**Objective:** Identify every line containing the word "actions" and reproduce each one.

....................

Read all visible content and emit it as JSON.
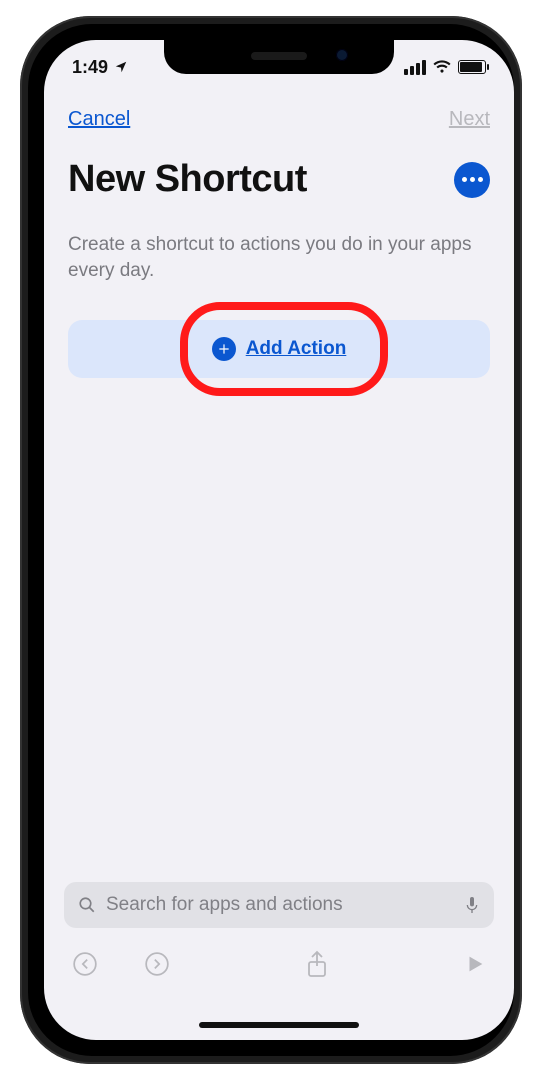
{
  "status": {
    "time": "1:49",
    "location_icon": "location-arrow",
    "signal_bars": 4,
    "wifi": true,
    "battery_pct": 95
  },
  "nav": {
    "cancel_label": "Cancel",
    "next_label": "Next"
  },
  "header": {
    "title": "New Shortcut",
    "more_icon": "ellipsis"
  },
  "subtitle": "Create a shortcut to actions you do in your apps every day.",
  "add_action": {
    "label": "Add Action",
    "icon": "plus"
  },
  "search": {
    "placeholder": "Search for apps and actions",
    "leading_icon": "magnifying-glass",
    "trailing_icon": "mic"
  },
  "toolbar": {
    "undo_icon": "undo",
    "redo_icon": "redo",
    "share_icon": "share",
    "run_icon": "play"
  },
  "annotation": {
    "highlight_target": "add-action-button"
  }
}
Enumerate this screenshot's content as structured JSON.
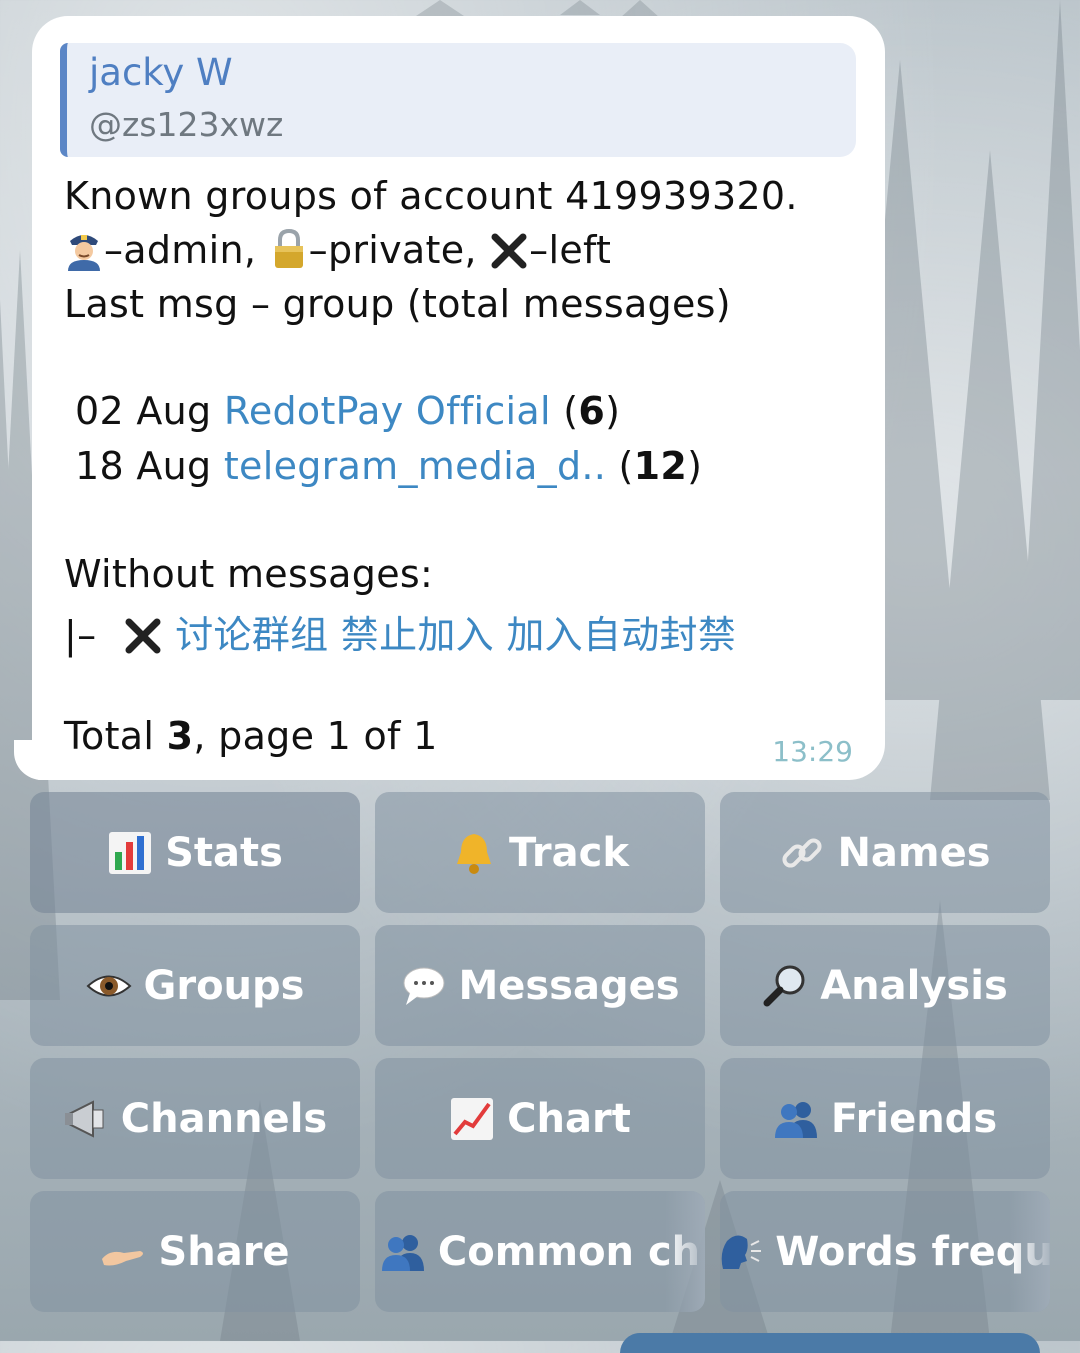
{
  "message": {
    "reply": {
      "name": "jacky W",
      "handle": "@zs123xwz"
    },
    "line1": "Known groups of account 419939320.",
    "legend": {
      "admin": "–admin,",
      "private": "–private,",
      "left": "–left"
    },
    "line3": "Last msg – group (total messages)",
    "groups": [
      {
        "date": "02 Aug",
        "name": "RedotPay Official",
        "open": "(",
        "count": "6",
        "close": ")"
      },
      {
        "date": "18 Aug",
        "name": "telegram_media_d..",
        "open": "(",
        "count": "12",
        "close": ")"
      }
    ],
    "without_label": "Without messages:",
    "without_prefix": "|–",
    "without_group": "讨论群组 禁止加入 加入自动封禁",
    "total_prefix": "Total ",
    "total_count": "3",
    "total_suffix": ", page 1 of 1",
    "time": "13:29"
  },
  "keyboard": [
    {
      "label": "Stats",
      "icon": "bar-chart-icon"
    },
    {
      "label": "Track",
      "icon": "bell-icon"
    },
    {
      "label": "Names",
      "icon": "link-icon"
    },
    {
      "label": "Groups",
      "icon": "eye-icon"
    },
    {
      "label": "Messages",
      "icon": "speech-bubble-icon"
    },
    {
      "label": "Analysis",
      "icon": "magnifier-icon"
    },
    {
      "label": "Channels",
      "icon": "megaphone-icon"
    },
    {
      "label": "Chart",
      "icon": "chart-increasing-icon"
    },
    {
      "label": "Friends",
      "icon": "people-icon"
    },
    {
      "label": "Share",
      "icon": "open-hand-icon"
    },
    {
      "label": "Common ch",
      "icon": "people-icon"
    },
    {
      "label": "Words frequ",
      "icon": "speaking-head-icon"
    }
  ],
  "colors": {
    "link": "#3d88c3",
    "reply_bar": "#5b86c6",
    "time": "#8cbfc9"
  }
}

....................

**Written solution:**
  "subtitle": "Create a shortcut to actions you do in your apps every day.",
    "placeholder": "Search for apps and actions",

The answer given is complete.